Data records:
╔══

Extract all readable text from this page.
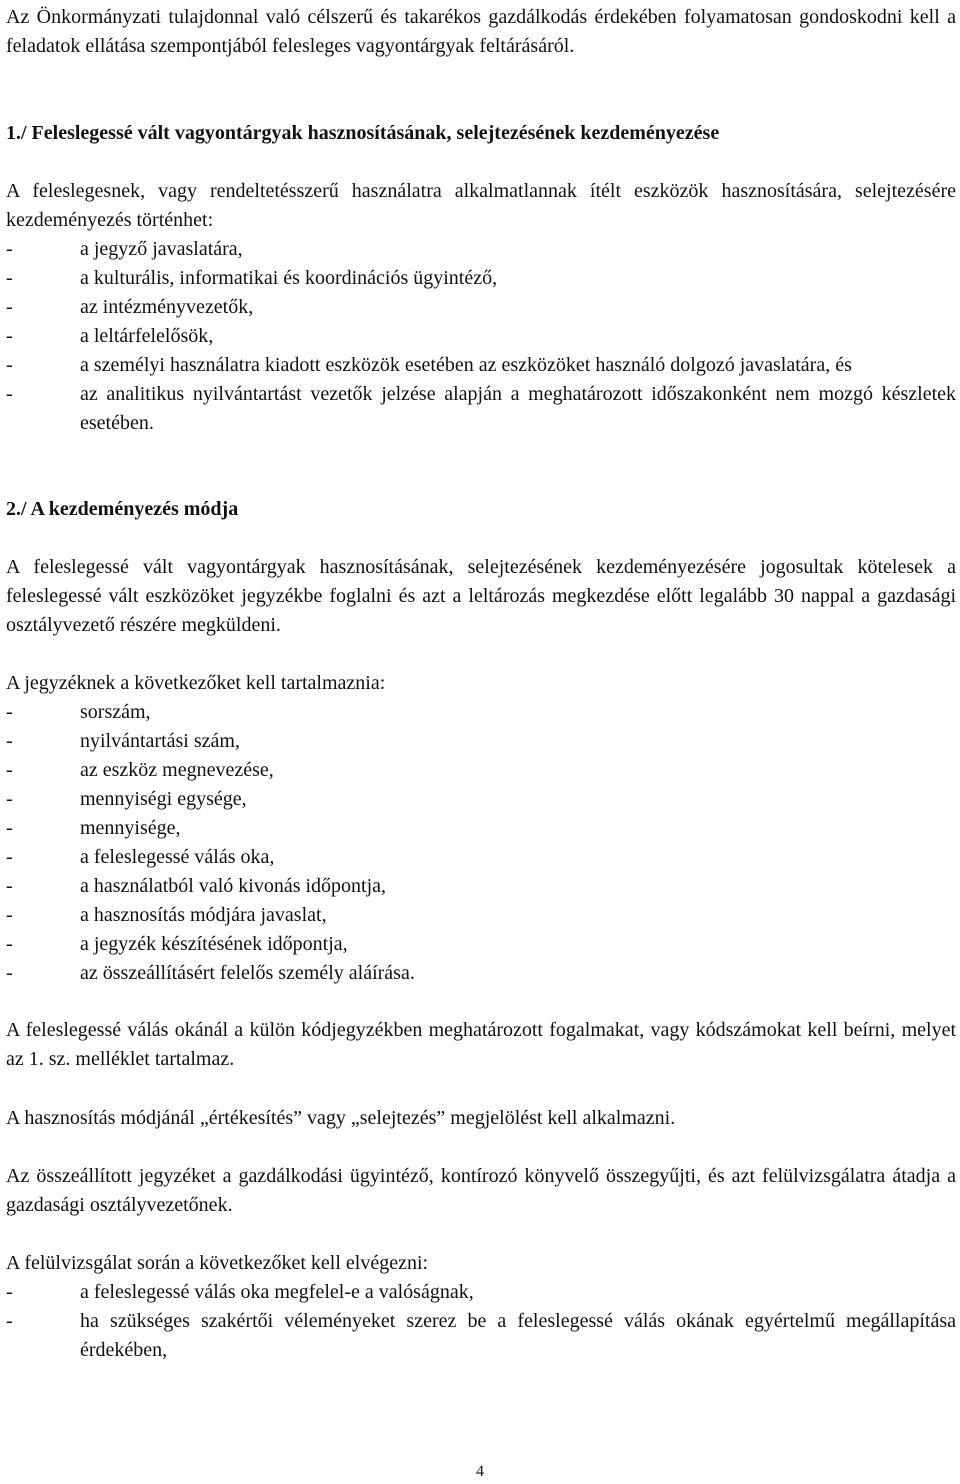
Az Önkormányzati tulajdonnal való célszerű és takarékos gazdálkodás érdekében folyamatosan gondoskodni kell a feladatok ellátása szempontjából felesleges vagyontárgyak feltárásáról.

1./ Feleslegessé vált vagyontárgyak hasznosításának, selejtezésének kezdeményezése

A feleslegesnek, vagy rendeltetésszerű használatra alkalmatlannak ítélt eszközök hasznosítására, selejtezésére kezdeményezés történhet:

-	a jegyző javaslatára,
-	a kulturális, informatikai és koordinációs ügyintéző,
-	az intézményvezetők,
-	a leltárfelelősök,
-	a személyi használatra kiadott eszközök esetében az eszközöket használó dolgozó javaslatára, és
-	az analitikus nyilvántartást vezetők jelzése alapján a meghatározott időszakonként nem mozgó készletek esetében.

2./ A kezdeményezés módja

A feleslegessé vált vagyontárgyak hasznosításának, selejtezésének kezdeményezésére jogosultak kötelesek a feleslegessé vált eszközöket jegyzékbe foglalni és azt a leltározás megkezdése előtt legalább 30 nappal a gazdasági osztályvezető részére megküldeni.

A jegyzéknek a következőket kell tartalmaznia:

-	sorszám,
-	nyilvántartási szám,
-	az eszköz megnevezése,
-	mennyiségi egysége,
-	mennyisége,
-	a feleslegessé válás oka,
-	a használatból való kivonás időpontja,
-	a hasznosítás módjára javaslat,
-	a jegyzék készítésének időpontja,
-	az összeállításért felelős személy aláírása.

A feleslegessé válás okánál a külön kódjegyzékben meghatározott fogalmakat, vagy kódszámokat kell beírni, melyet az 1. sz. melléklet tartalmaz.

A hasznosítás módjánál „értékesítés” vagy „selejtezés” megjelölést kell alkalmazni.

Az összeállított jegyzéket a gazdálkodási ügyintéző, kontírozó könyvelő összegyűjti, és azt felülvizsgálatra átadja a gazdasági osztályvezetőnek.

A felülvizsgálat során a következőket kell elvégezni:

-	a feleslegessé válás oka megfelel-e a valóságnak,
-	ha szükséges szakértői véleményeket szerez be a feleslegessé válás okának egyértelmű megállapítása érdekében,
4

╚══
╔══

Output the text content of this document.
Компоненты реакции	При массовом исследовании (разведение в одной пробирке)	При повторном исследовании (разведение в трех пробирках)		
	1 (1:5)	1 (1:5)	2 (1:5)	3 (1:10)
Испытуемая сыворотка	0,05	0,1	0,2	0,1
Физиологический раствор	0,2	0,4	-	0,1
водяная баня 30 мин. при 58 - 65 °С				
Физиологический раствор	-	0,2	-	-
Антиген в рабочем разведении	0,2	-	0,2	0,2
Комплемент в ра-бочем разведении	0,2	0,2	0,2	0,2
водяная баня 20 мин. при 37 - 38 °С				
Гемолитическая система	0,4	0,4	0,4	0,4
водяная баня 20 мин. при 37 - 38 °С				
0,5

╚══
╔══

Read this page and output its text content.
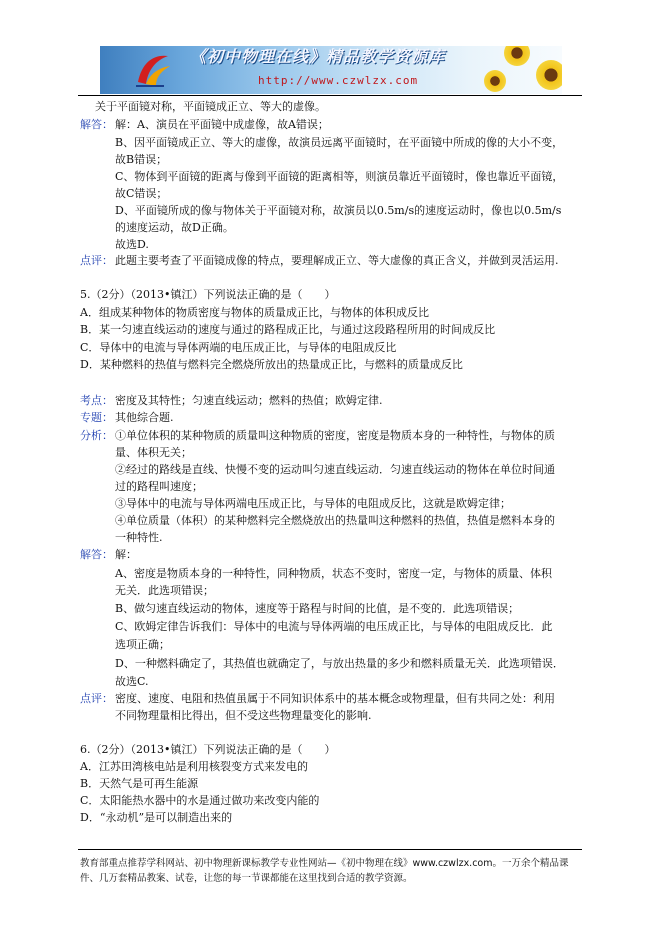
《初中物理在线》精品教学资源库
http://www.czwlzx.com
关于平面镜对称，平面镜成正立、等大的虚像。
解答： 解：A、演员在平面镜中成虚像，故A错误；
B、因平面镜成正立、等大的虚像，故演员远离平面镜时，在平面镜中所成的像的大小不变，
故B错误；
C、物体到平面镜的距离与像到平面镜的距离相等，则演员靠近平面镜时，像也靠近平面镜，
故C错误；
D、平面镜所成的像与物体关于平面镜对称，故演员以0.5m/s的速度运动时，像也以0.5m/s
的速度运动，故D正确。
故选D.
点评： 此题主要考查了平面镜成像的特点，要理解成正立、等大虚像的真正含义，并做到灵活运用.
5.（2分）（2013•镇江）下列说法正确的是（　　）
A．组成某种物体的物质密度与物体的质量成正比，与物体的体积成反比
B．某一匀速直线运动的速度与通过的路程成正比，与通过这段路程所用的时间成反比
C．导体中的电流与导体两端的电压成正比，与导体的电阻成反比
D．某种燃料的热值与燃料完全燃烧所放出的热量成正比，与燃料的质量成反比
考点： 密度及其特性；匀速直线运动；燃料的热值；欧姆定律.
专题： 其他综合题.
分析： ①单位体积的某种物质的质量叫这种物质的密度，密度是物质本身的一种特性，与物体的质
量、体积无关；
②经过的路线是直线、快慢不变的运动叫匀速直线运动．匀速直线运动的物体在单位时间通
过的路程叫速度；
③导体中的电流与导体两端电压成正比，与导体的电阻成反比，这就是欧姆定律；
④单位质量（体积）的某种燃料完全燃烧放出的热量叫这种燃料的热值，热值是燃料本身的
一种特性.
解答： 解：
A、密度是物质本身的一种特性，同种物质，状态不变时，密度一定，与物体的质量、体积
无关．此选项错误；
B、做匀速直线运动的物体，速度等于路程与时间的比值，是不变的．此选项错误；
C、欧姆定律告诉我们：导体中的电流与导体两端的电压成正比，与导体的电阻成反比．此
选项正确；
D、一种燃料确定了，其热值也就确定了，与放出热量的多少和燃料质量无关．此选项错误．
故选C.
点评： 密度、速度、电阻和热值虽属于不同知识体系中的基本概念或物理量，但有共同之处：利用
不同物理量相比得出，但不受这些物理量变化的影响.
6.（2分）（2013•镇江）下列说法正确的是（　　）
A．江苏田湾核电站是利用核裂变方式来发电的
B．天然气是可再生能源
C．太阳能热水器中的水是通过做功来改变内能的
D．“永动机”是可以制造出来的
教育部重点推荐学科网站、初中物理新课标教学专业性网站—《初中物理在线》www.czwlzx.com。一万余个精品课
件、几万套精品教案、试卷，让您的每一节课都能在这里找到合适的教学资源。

╚══

Task statement: Track down all lines above with the string "разведении" and copy them.

Task answer:
Антиген в рабочем разведении	0,2	-	0,2	0,2
Комплемент в ра-бочем разведении	0,2	0,2	0,2	0,2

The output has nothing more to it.